→ **REQUIRED TASK**
In the entries below, find the lines that contain the word "plus" and copy them.

** begin **

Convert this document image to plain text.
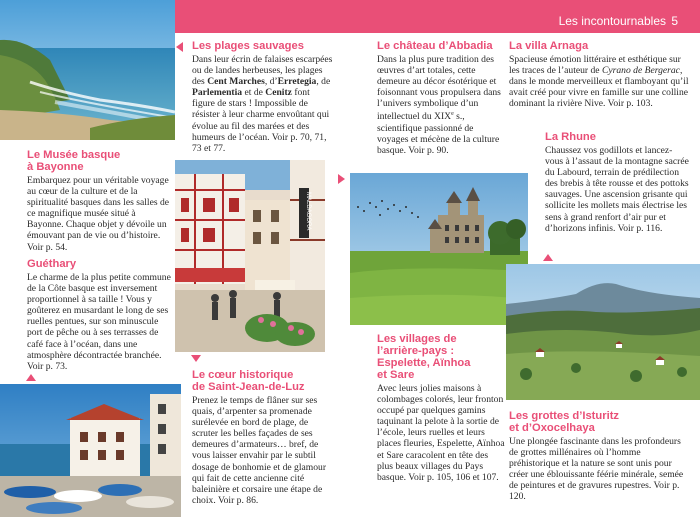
Les incontournables 5
Les plages sauvages
Dans leur écrin de falaises escarpées ou de landes herbeuses, les plages des Cent Marches, d’Erretegia, de Parlementia et de Cenitz font figure de stars ! Impossible de résister à leur charme envoûtant qui évolue au fil des marées et des humeurs de l’océan. Voir p. 70, 71, 73 et 77.
Le château d’Abbadia
Dans la plus pure tradition des œuvres d’art totales, cette demeure au décor ésotérique et foisonnant vous propulsera dans l’univers symbolique d’un intellectuel du XIXe s., scientifique passionné de voyages et mécène de la culture basque. Voir p. 90.
La villa Arnaga
Spacieuse émotion littéraire et esthétique sur les traces de l’auteur de Cyrano de Bergerac, dans le monde merveilleux et flamboyant qu’il avait créé pour vivre en famille sur une colline dominant la rivière Nive. Voir p. 103.
La Rhune
Chaussez vos godillots et lancez-vous à l’assaut de la montagne sacrée du Labourd, terrain de prédilection des brebis à tête rousse et des pottoks sauvages. Une ascension grisante qui sollicite les mollets mais électrise les sens à grand renfort d’air pur et d’horizons infinis. Voir p. 116.
MALDAGORA
Le Musée basque
à Bayonne
Embarquez pour un véritable voyage au cœur de la culture et de la spiritualité basques dans les salles de ce magnifique musée situé à Bayonne. Chaque objet y dévoile un émouvant pan de vie ou d’histoire. Voir p. 54.
Guéthary
Le charme de la plus petite commune de la Côte basque est inversement proportionnel à sa taille ! Vous y goûterez en musardant le long de ses ruelles pentues, sur son minuscule port de pêche ou à ses terrasses de café face à l’océan, dans une atmosphère décontractée branchée. Voir p. 73.
Le cœur historique
de Saint-Jean-de-Luz
Prenez le temps de flâner sur ses quais, d’arpenter sa promenade surélevée en bord de plage, de scruter les belles façades de ses demeures d’armateurs… bref, de vous laisser envahir par le subtil dosage de bonhomie et de glamour qui fait de cette ancienne cité baleinière et corsaire une étape de choix. Voir p. 86.
Les villages de
l’arrière-pays :
Espelette, Aïnhoa
et Sare
Avec leurs jolies maisons à colombages colorés, leur fronton occupé par quelques gamins taquinant la pelote à la sortie de l’école, leurs ruelles et leurs places fleuries, Espelette, Aïnhoa et Sare caracolent en tête des plus beaux villages du Pays basque. Voir p. 105, 106 et 107.
Les grottes d’Isturitz
et d’Oxocelhaya
Une plongée fascinante dans les profondeurs de grottes millénaires où l’homme préhistorique et la nature se sont unis pour créer une éblouissante féérie minérale, semée de peintures et de gravures rupestres. Voir p. 120.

** end **

→ **TASK OUTPUT**
Dans la plus pure tradition des œuvres d’art totales, cette demeure au décor ésotérique et foisonnant vous propulsera dans l’univers symbolique d’un intellectuel du XIXe s., scientifique passionné de voyages et mécène de la culture basque. Voir p. 90.
Le charme de la plus petite commune de la Côte basque est inversement proportionnel à sa taille ! Vous y goûterez en musardant le long de ses ruelles pentues, sur son minuscule port de pêche ou à ses terrasses de café face à l’océan, dans une atmosphère décontractée branchée. Voir p. 73.
Avec leurs jolies maisons à colombages colorés, leur fronton occupé par quelques gamins taquinant la pelote à la sortie de l’école, leurs ruelles et leurs places fleuries, Espelette, Aïnhoa et Sare caracolent en tête des plus beaux villages du Pays basque. Voir p. 105, 106 et 107.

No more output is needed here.